Go through the records and show each line where the word "structure" occurs.

- Information provided
==*==

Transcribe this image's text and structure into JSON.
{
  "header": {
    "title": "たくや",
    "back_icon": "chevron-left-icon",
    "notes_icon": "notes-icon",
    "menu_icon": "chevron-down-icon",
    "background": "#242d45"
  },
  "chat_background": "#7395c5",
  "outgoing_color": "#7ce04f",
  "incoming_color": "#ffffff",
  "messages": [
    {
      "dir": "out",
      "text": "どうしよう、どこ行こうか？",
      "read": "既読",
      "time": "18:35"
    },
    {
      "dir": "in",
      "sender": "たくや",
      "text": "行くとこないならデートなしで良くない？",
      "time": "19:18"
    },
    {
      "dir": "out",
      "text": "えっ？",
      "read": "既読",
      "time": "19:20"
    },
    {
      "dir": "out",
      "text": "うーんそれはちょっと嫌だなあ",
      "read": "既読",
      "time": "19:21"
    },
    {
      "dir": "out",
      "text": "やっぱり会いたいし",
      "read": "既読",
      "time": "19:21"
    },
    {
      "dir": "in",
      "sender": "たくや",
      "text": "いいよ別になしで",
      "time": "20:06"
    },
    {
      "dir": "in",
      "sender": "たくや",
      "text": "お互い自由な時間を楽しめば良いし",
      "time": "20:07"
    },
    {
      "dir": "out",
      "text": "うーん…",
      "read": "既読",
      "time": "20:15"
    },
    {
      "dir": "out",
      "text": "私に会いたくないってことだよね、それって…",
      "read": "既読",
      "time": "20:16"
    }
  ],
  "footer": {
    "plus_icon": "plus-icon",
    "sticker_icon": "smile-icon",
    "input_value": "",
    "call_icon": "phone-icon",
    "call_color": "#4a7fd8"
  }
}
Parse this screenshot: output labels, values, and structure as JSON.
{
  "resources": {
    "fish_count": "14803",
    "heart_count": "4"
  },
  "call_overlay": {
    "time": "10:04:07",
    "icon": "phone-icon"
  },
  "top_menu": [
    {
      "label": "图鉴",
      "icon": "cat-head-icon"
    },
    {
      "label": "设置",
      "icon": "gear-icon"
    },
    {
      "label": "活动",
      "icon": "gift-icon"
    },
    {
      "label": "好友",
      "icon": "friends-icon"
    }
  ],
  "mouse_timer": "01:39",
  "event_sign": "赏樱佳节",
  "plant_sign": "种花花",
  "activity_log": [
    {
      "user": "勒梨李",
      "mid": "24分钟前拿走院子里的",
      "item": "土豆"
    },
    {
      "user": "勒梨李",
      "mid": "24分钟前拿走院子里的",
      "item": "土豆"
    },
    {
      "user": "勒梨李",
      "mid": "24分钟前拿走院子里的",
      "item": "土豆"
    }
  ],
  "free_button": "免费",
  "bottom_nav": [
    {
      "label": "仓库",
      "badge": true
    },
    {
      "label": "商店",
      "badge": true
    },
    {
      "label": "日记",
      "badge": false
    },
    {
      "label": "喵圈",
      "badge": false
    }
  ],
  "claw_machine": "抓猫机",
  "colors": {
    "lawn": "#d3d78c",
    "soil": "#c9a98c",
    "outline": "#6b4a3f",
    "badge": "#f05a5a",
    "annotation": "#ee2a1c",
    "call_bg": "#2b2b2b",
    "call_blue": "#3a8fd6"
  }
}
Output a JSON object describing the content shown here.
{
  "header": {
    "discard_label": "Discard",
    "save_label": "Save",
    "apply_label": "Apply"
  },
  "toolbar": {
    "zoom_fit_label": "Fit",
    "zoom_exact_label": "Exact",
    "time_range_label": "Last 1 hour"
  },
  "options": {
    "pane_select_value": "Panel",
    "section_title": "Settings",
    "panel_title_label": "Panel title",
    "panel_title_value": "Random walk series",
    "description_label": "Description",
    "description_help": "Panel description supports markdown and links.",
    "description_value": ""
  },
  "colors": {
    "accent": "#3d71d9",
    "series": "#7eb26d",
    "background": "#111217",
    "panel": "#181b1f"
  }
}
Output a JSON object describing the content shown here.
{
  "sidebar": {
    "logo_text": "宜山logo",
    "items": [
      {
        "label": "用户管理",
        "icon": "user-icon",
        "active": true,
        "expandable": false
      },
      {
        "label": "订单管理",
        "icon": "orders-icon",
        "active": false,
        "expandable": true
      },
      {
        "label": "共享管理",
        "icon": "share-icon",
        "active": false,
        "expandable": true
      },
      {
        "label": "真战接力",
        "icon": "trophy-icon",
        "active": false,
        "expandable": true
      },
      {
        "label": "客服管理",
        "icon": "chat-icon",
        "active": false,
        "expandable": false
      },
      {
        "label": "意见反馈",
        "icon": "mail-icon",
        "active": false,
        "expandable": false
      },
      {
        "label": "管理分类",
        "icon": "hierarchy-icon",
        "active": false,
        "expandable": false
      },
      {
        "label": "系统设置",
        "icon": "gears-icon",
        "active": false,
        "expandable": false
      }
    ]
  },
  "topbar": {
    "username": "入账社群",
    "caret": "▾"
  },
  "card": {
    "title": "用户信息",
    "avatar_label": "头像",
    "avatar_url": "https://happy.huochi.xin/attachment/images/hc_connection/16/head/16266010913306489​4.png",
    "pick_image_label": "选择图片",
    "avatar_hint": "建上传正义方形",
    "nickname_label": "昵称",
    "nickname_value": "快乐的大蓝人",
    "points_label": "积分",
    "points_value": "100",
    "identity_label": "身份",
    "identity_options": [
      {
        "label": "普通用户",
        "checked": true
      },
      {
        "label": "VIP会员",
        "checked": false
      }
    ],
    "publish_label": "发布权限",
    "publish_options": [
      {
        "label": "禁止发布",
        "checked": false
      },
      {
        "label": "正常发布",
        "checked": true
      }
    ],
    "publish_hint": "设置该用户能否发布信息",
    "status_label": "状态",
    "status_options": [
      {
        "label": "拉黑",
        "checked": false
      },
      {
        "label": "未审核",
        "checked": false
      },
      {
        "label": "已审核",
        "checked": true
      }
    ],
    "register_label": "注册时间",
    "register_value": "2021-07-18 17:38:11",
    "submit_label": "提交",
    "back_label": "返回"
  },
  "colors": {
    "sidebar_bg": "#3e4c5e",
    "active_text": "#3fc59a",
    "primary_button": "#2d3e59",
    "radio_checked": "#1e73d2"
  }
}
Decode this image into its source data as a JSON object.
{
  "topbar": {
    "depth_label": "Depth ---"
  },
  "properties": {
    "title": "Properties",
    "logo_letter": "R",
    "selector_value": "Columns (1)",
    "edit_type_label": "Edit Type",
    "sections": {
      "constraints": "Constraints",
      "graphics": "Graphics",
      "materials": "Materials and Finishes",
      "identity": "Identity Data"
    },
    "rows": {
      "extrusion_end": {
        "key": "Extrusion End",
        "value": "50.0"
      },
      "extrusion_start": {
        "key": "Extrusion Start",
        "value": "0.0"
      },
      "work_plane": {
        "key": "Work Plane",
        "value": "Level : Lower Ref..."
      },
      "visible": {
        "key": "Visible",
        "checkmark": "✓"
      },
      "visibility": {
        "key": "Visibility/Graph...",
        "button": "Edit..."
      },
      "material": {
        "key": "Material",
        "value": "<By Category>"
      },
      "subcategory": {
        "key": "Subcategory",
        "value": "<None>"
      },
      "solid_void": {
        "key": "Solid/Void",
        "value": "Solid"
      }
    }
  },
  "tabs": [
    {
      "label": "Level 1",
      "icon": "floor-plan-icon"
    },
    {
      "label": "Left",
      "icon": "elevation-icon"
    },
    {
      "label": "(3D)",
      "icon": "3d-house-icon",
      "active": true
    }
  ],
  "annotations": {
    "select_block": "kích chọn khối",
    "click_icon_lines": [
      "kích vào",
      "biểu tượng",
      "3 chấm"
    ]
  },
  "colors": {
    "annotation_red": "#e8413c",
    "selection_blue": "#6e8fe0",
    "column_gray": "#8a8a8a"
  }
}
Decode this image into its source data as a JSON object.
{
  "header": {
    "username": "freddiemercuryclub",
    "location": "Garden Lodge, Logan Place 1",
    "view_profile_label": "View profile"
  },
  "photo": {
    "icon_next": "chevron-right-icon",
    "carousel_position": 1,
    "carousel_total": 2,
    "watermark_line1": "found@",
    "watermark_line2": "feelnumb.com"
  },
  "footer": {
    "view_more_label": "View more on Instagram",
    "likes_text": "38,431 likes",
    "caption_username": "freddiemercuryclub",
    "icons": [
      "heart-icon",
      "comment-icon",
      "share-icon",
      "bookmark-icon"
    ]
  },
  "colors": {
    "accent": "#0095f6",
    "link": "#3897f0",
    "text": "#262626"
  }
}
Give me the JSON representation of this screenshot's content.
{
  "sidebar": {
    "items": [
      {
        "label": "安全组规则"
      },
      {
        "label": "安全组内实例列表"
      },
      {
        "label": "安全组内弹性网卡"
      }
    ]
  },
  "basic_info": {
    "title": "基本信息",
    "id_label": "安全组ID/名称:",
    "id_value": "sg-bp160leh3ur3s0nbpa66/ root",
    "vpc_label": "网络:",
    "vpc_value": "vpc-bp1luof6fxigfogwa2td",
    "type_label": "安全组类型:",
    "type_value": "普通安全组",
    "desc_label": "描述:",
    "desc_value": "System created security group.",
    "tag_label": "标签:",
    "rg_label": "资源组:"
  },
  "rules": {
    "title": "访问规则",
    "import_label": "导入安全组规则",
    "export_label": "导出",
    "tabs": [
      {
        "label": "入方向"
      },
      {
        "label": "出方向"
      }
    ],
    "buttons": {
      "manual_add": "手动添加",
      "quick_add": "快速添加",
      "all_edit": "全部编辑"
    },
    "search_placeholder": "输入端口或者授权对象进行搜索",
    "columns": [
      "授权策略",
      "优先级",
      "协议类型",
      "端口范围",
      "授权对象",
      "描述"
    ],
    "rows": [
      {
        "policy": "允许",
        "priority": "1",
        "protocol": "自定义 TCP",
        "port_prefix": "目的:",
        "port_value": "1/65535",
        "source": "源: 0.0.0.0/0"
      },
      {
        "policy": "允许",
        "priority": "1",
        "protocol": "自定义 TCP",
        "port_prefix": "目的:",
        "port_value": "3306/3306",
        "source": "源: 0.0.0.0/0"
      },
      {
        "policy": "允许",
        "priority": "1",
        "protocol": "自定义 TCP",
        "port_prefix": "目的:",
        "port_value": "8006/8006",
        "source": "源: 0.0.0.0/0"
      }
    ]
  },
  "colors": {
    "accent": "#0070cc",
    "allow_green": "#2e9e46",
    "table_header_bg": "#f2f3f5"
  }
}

==*==

- Solution for this exercise
Transcribe this image's text and structure into JSON.
Parse this screenshot: output labels, values, and structure as JSON.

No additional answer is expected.